* **Instruction**
Where a line holds "name", copy it.

* **Data provided**

________________

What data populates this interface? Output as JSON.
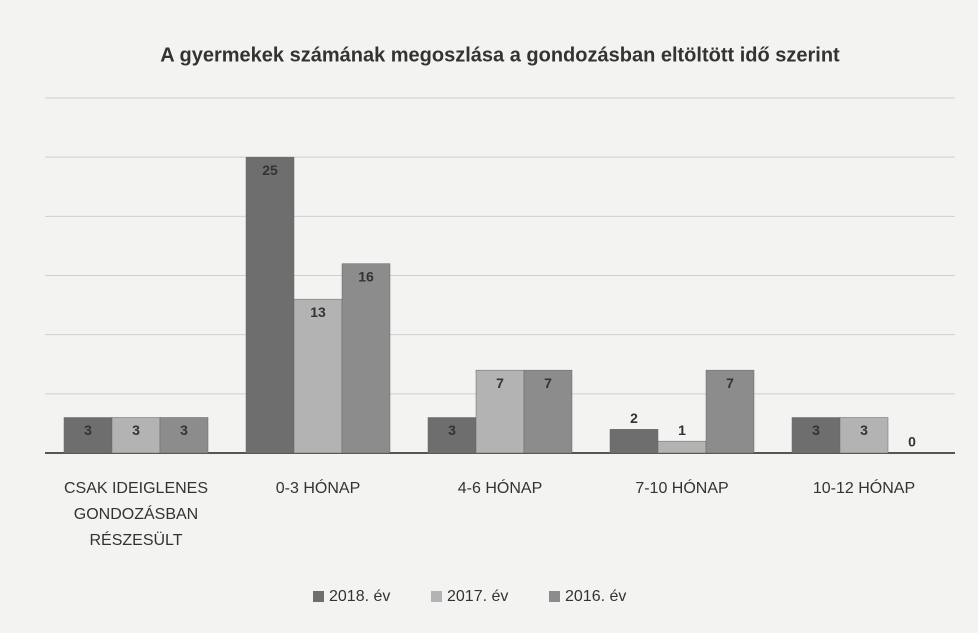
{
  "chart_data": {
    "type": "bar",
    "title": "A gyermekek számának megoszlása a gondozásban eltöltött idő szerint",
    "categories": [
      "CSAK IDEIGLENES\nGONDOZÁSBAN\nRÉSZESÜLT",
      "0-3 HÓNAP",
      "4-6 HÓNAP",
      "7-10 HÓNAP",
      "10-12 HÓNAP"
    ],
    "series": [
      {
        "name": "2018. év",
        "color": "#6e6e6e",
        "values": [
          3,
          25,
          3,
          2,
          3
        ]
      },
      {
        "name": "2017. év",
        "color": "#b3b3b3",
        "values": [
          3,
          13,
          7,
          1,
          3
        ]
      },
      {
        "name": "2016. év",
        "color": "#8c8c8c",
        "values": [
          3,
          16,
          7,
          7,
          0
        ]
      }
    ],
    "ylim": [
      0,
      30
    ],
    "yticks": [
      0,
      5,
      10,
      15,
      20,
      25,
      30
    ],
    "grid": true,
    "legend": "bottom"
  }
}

________________

* **Answer to the problem**
        "name": "2018. év",
        "name": "2017. év",
        "name": "2016. év",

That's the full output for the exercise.